Gather all lines containing the string "text" and copy them out.

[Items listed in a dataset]
+ + + +

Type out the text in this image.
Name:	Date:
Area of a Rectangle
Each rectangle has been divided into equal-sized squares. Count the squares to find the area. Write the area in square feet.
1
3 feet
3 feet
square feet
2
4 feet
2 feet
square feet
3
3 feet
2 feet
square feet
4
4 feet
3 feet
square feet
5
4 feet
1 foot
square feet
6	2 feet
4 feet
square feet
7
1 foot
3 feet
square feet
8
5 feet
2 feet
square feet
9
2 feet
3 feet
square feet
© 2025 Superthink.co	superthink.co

+ + + +

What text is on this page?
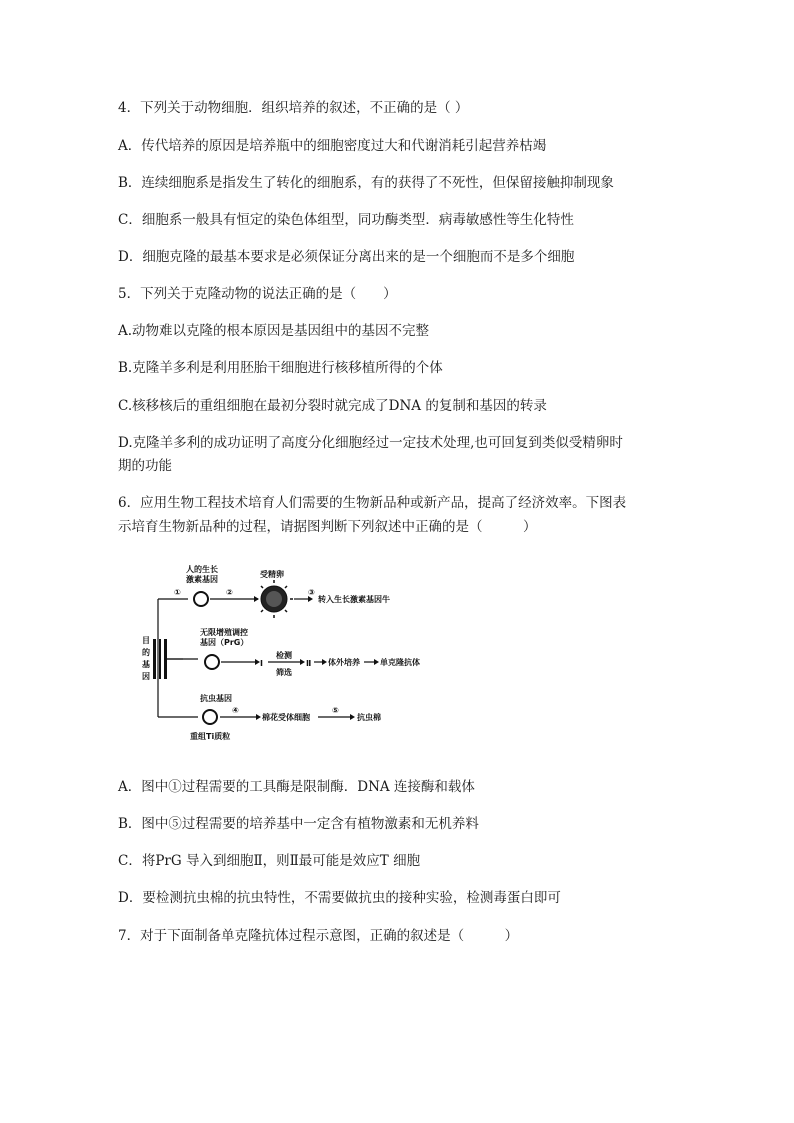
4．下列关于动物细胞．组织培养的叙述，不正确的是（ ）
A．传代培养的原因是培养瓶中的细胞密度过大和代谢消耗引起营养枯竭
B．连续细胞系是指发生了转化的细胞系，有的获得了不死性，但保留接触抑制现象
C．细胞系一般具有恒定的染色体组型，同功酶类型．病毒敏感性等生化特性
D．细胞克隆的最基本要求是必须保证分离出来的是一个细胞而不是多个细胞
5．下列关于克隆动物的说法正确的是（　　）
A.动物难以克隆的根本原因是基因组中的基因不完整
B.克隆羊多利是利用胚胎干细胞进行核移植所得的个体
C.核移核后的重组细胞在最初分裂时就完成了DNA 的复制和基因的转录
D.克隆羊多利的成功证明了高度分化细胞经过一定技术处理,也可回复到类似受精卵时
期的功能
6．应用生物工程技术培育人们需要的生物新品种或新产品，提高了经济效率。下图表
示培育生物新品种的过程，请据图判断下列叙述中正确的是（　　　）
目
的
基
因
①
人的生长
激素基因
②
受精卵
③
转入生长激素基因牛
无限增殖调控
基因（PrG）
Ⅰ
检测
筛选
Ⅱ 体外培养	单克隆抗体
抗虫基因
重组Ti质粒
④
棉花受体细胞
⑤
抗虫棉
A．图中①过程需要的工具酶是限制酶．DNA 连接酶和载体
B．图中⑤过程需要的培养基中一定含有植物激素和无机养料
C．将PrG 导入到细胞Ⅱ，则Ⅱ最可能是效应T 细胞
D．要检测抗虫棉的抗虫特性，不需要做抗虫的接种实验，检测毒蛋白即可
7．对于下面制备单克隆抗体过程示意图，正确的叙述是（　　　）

+ + + +

Task result
Type out the text in this image.
What text is on this page?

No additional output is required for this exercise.